WHAT THIS TASK INVOLVES:
Each line from the line holding "Decode this image" through the last line should be written out exactly, with nothing else and no images.

------------------------

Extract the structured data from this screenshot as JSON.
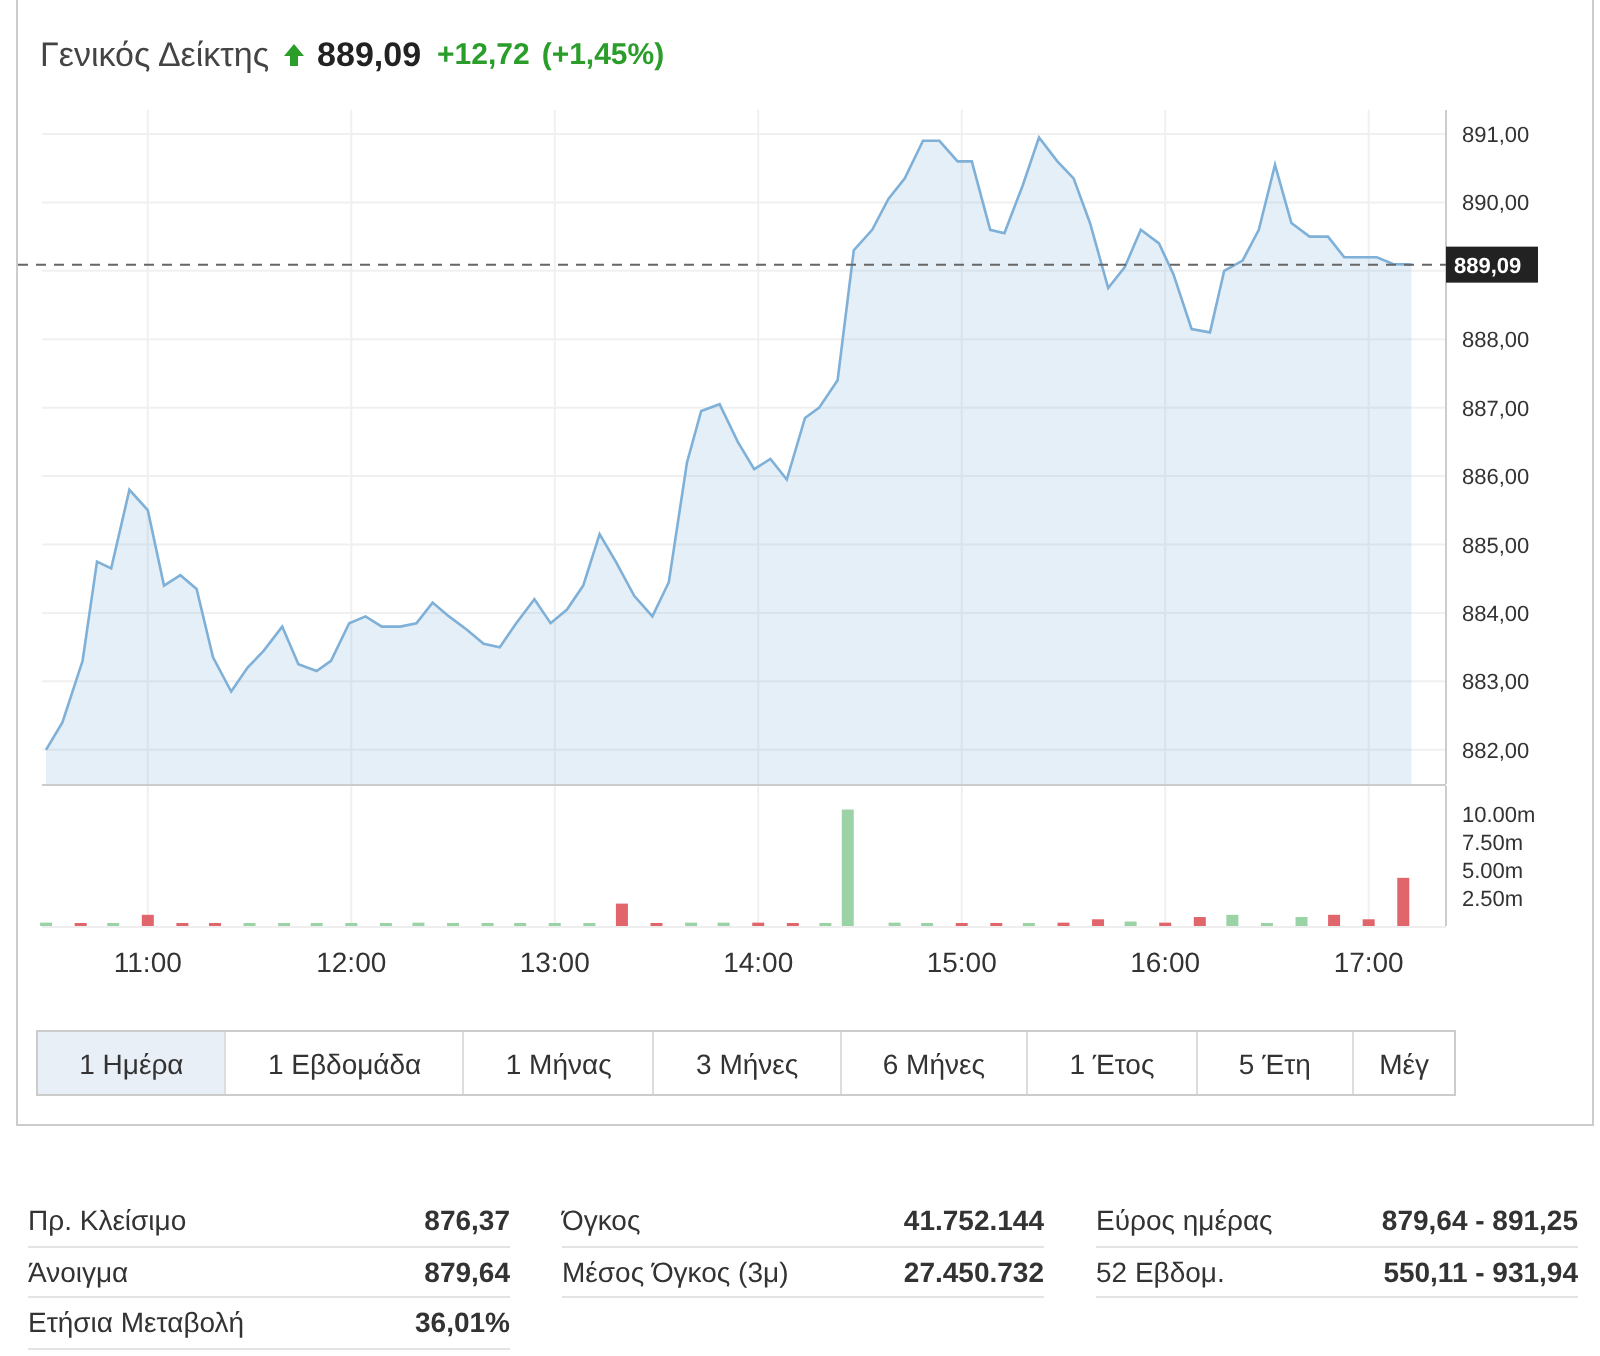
{
  "header": {
    "name": "Γενικός Δείκτης",
    "price": "889,09",
    "change": "+12,72",
    "change_percent": "(+1,45%)"
  },
  "price_chart": {
    "chart_data": {
      "type": "area",
      "grid": true,
      "xlim": [
        10.48,
        17.38
      ],
      "ylim": [
        881.5,
        891.35
      ],
      "yticks": [
        {
          "value": 882,
          "label": "882,00"
        },
        {
          "value": 883,
          "label": "883,00"
        },
        {
          "value": 884,
          "label": "884,00"
        },
        {
          "value": 885,
          "label": "885,00"
        },
        {
          "value": 886,
          "label": "886,00"
        },
        {
          "value": 887,
          "label": "887,00"
        },
        {
          "value": 888,
          "label": "888,00"
        },
        {
          "value": 890,
          "label": "890,00"
        },
        {
          "value": 891,
          "label": "891,00"
        }
      ],
      "x": [
        10.5,
        10.58,
        10.68,
        10.75,
        10.82,
        10.91,
        11.0,
        11.08,
        11.16,
        11.24,
        11.32,
        11.41,
        11.49,
        11.57,
        11.66,
        11.74,
        11.83,
        11.9,
        11.99,
        12.07,
        12.15,
        12.24,
        12.32,
        12.4,
        12.48,
        12.57,
        12.65,
        12.73,
        12.81,
        12.9,
        12.98,
        13.06,
        13.14,
        13.22,
        13.3,
        13.39,
        13.48,
        13.56,
        13.65,
        13.72,
        13.81,
        13.9,
        13.98,
        14.06,
        14.14,
        14.23,
        14.3,
        14.39,
        14.47,
        14.56,
        14.64,
        14.72,
        14.81,
        14.89,
        14.98,
        15.05,
        15.14,
        15.21,
        15.3,
        15.38,
        15.47,
        15.55,
        15.63,
        15.72,
        15.8,
        15.88,
        15.97,
        16.04,
        16.13,
        16.22,
        16.29,
        16.38,
        16.46,
        16.54,
        16.62,
        16.71,
        16.8,
        16.88,
        17.04,
        17.12,
        17.21
      ],
      "series": [
        {
          "color": "#7fb0d8",
          "values": [
            882.0,
            882.4,
            883.3,
            884.75,
            884.65,
            885.8,
            885.5,
            884.4,
            884.55,
            884.35,
            883.35,
            882.85,
            883.2,
            883.45,
            883.8,
            883.25,
            883.15,
            883.3,
            883.85,
            883.95,
            883.8,
            883.8,
            883.85,
            884.15,
            883.95,
            883.75,
            883.55,
            883.5,
            883.85,
            884.2,
            883.85,
            884.05,
            884.4,
            885.15,
            884.75,
            884.25,
            883.95,
            884.45,
            886.2,
            886.95,
            887.05,
            886.5,
            886.1,
            886.25,
            885.95,
            886.85,
            887.0,
            887.4,
            889.3,
            889.6,
            890.05,
            890.35,
            890.9,
            890.9,
            890.6,
            890.6,
            889.6,
            889.55,
            890.25,
            890.95,
            890.6,
            890.35,
            889.7,
            888.75,
            889.05,
            889.6,
            889.4,
            888.95,
            888.15,
            888.1,
            889.0,
            889.15,
            889.6,
            890.55,
            889.7,
            889.5,
            889.5,
            889.2,
            889.2,
            889.1,
            889.09
          ]
        }
      ],
      "ref_lines": [
        {
          "axis": "y",
          "value": 889.09,
          "label": "889,09"
        }
      ]
    }
  },
  "volume_chart": {
    "chart_data": {
      "type": "bar",
      "grid": true,
      "xlim": [
        10.48,
        17.38
      ],
      "ylim": [
        0,
        12.5
      ],
      "yticks": [
        {
          "value": 2.5,
          "label": "2.50m"
        },
        {
          "value": 5,
          "label": "5.00m"
        },
        {
          "value": 7.5,
          "label": "7.50m"
        },
        {
          "value": 10,
          "label": "10.00m"
        }
      ],
      "xticks": [
        {
          "value": 11,
          "label": "11:00"
        },
        {
          "value": 12,
          "label": "12:00"
        },
        {
          "value": 13,
          "label": "13:00"
        },
        {
          "value": 14,
          "label": "14:00"
        },
        {
          "value": 15,
          "label": "15:00"
        },
        {
          "value": 16,
          "label": "16:00"
        },
        {
          "value": 17,
          "label": "17:00"
        }
      ],
      "x": [
        10.5,
        10.67,
        10.83,
        11.0,
        11.17,
        11.33,
        11.5,
        11.67,
        11.83,
        12.0,
        12.17,
        12.33,
        12.5,
        12.67,
        12.83,
        13.0,
        13.17,
        13.33,
        13.5,
        13.67,
        13.83,
        14.0,
        14.17,
        14.33,
        14.44,
        14.67,
        14.83,
        15.0,
        15.17,
        15.33,
        15.5,
        15.67,
        15.83,
        16.0,
        16.17,
        16.33,
        16.5,
        16.67,
        16.83,
        17.0,
        17.17
      ],
      "series": [
        {
          "color": "#9bd3a6",
          "values": [
            0.3,
            null,
            0.2,
            null,
            null,
            null,
            0.1,
            0.1,
            0.1,
            0.1,
            0.1,
            0.3,
            0.1,
            0.1,
            0.2,
            0.1,
            0.1,
            null,
            null,
            0.3,
            0.3,
            null,
            null,
            0.1,
            10.4,
            0.3,
            0.1,
            null,
            null,
            0.2,
            null,
            null,
            0.4,
            null,
            null,
            1.0,
            0.2,
            0.8,
            null,
            null,
            null
          ]
        },
        {
          "color": "#e0666b",
          "values": [
            null,
            0.2,
            null,
            1.0,
            0.2,
            0.2,
            null,
            null,
            null,
            null,
            null,
            null,
            null,
            null,
            null,
            null,
            null,
            2.0,
            0.1,
            null,
            null,
            0.3,
            0.1,
            null,
            null,
            null,
            null,
            0.2,
            0.2,
            null,
            0.3,
            0.6,
            null,
            0.3,
            0.8,
            null,
            null,
            null,
            1.0,
            0.6,
            4.3
          ]
        }
      ]
    }
  },
  "ranges": [
    {
      "label": "1 Ημέρα",
      "selected": true
    },
    {
      "label": "1 Εβδομάδα",
      "selected": false
    },
    {
      "label": "1 Μήνας",
      "selected": false
    },
    {
      "label": "3 Μήνες",
      "selected": false
    },
    {
      "label": "6 Μήνες",
      "selected": false
    },
    {
      "label": "1 Έτος",
      "selected": false
    },
    {
      "label": "5 Έτη",
      "selected": false
    },
    {
      "label": "Μέγ",
      "selected": false
    }
  ],
  "stats": [
    [
      {
        "label": "Πρ. Κλείσιμο",
        "value": "876,37"
      },
      {
        "label": "Άνοιγμα",
        "value": "879,64"
      },
      {
        "label": "Ετήσια Μεταβολή",
        "value": "36,01%"
      }
    ],
    [
      {
        "label": "Όγκος",
        "value": "41.752.144"
      },
      {
        "label": "Μέσος Όγκος (3μ)",
        "value": "27.450.732"
      }
    ],
    [
      {
        "label": "Εύρος ημέρας",
        "value": "879,64 - 891,25"
      },
      {
        "label": "52 Εβδομ.",
        "value": "550,11 - 931,94"
      }
    ]
  ]
}
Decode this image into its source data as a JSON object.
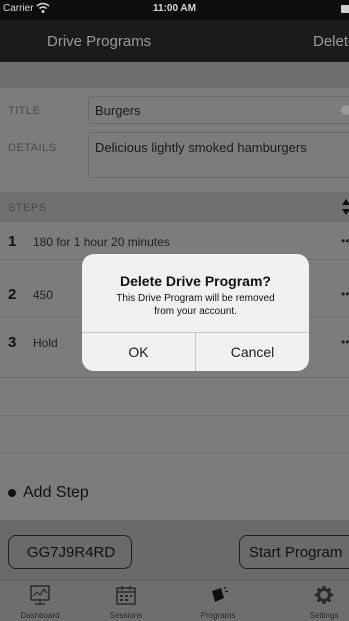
{
  "status_bar": {
    "carrier": "Carrier",
    "time": "11:00 AM"
  },
  "nav": {
    "title": "Drive Programs",
    "delete_label": "Delete"
  },
  "form": {
    "title_label": "TITLE",
    "title_value": "Burgers",
    "details_label": "DETAILS",
    "details_value": "Delicious lightly smoked hamburgers"
  },
  "steps": {
    "header": "STEPS",
    "items": [
      {
        "num": "1",
        "text": "180 for 1 hour 20 minutes"
      },
      {
        "num": "2",
        "text": "450"
      },
      {
        "num": "3",
        "text": "Hold"
      }
    ],
    "add_label": "Add Step"
  },
  "actions": {
    "code": "GG7J9R4RD",
    "start_label": "Start Program"
  },
  "tabs": [
    {
      "label": "Dashboard",
      "icon": "dashboard-icon"
    },
    {
      "label": "Sessions",
      "icon": "calendar-icon"
    },
    {
      "label": "Programs",
      "icon": "programs-icon"
    },
    {
      "label": "Settings",
      "icon": "gear-icon"
    }
  ],
  "alert": {
    "title": "Delete Drive Program?",
    "message_line1": "This Drive Program will be removed",
    "message_line2": "from your account.",
    "ok_label": "OK",
    "cancel_label": "Cancel"
  },
  "colors": {
    "nav_bg": "#1b1b1b",
    "overlay_content": "#7c7c7c",
    "alert_bg": "#f1f1f1"
  }
}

------------------------

THE SOLUTION:
Decode this image into its source data as a JSON object.
{
  "status_bar": {
    "carrier": "Carrier",
    "time": "11:00 AM"
  },
  "nav": {
    "title": "Drive Programs",
    "delete_label": "Delete"
  },
  "form": {
    "title_label": "TITLE",
    "title_value": "Burgers",
    "details_label": "DETAILS",
    "details_value": "Delicious lightly smoked hamburgers"
  },
  "steps": {
    "header": "STEPS",
    "items": [
      {
        "num": "1",
        "text": "180 for 1 hour 20 minutes"
      },
      {
        "num": "2",
        "text": "450"
      },
      {
        "num": "3",
        "text": "Hold"
      }
    ],
    "add_label": "Add Step"
  },
  "actions": {
    "code": "GG7J9R4RD",
    "start_label": "Start Program"
  },
  "tabs": [
    {
      "label": "Dashboard",
      "icon": "dashboard-icon"
    },
    {
      "label": "Sessions",
      "icon": "calendar-icon"
    },
    {
      "label": "Programs",
      "icon": "programs-icon"
    },
    {
      "label": "Settings",
      "icon": "gear-icon"
    }
  ],
  "alert": {
    "title": "Delete Drive Program?",
    "message_line1": "This Drive Program will be removed",
    "message_line2": "from your account.",
    "ok_label": "OK",
    "cancel_label": "Cancel"
  },
  "colors": {
    "nav_bg": "#1b1b1b",
    "overlay_content": "#7c7c7c",
    "alert_bg": "#f1f1f1"
  }
}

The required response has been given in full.